Device Mastership Management

A device is free to connect to one or more nodes in a cluster. The three roles that a node can take with respect to a device are:

  1. NONE : The node may or may not have knowledge of the device, and cannot interact with it.
  2. STANDBY : The node has knowledge of the device, and can read, but not write to it.
  3. MASTER : the node has knowledge of the device, and have full read-write access to it.

These three roles map to the NONE, SLAVE, and MASTER roles specified by OpenFlow v1.2<, respectively, and are defined by the enum MastershipRole. The mastership subsystem is responsible for guaranteeing that every device has exactly one MASTER, and that the rest are either STANDBY or NONE. The following sections describe how the service assigns and reassigns roles, and recovers role assignments after various types of failures.

Node Mastership Lifecycle

A node begins in the NONE role. In current implementations, the first node to confirm that 1) the device has no master tied to it, and 2) has a control channel connection to the device, becomes its master. Any other nodes that subsequently discover the device become either STANDBY, if it has a connection to the device, or remain as NONE if otherwise. The last case occurs when the DeviceService detects a device indirectly through the distributed store, or if a previously connected device disconnects. The mapping of roles, nodes, and devices are kept in the MastershipStore as a distributed map of DeviceIds to RoleValue model objects.

The established roles can change as a result of various events. We currently consider the following events:

  • Administrative intervention : an operator manually sets the role of a device
  • Disconnection of/from a device : the node loses control channel connectivity to a device
  • Disconnection from the cluster (Split-brain syndrome)

◆ ◆ ◆

### To do:
a) In the device mastership text, which role does a node begin in?
b) Pick up the device mastership text right after its last line and keep writing.

◆ ◆ ◆

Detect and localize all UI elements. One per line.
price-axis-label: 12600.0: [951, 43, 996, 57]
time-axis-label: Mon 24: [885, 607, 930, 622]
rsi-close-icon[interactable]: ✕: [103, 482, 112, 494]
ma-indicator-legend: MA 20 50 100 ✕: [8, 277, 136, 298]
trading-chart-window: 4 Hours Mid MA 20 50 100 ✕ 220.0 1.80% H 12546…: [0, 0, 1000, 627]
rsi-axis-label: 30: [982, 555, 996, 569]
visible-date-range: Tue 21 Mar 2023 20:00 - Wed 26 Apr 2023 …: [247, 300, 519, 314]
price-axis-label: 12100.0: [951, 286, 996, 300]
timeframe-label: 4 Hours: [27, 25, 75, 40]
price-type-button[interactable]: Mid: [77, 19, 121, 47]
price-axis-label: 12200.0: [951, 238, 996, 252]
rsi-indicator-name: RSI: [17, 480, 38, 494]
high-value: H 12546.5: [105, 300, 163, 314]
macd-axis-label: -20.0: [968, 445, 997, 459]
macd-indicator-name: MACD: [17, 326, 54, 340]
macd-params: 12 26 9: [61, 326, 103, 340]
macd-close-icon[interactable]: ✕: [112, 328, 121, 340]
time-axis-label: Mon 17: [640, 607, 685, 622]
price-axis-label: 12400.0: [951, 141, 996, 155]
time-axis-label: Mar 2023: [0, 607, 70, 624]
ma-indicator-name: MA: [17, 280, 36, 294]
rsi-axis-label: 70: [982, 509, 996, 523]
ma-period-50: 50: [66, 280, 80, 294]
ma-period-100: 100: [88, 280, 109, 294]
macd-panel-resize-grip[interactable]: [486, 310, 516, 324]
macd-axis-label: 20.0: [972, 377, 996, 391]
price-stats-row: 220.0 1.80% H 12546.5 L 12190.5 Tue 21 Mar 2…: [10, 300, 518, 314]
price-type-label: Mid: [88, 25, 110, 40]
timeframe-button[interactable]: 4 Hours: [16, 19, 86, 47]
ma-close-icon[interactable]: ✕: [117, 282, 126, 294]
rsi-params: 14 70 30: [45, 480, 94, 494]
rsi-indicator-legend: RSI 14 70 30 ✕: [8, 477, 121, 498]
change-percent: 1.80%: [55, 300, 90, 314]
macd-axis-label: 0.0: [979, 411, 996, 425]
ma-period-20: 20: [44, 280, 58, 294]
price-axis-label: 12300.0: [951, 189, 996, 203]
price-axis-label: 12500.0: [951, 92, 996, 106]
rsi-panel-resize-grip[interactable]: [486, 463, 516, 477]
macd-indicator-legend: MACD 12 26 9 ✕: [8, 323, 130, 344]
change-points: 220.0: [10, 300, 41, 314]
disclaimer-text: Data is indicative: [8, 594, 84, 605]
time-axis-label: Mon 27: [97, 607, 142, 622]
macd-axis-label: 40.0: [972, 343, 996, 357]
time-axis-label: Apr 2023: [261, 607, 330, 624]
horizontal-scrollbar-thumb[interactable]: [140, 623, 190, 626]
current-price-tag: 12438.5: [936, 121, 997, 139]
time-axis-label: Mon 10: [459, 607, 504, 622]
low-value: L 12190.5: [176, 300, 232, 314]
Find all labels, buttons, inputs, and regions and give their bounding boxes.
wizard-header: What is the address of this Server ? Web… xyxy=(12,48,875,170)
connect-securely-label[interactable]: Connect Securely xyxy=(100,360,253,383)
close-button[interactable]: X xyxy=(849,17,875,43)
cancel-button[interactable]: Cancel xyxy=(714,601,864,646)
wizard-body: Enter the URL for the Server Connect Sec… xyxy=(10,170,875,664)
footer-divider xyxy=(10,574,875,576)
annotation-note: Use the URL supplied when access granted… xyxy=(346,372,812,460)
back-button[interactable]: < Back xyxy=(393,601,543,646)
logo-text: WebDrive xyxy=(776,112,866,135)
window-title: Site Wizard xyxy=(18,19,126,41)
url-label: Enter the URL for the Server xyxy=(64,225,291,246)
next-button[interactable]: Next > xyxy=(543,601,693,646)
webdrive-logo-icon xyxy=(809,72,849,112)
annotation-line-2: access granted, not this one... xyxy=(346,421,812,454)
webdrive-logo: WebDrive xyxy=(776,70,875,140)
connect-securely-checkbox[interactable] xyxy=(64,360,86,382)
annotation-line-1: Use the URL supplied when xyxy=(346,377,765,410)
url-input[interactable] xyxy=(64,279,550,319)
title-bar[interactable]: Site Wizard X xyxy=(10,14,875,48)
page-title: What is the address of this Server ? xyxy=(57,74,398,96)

◆ ◆ ◆

### Answers for each item:
a) NONE

b)
The MastershipManager responds to these role-changing events with role relinquishment and reelection to maintain the "at most one master per device" policy, and to ensure that a node incapable of properly handling a device doesn't get elected into mastership. 

The term 'node', 'MastershipManager', and 'MastershipService' are used interchangeably in these sections.

Role relinquishment

A node that relinquishes its role gives its current role up to fall back to the NONE role. A node will relinquish its role for a device if:

  • It loses its connection to a device, or the device fails 
  • It becomes part of the minority during a split-brain situation
  • An administrative command sets its role to NONE
  • Consistency checks fail, e.g if an OpenFlow device responds to a RoleRequest with an error, or unanticipated mastership changes occur

Reelection

A node resigning from mastership may elect another node to become the new master for a device. Reasons for reelections include:

  • Failure (role relinquishment) of a master node
  • Device disconnection from a master node
  • Administrative demotion of a master to either STANDBY or NONE

A candidate node is selected from the pool of known standby nodes for a device. Currently, this pool is a ordered list of NodeIDs in preference order. This enables the relinquishing node to simply choose the next node on the list to ensure that the candidate is the next-best choice.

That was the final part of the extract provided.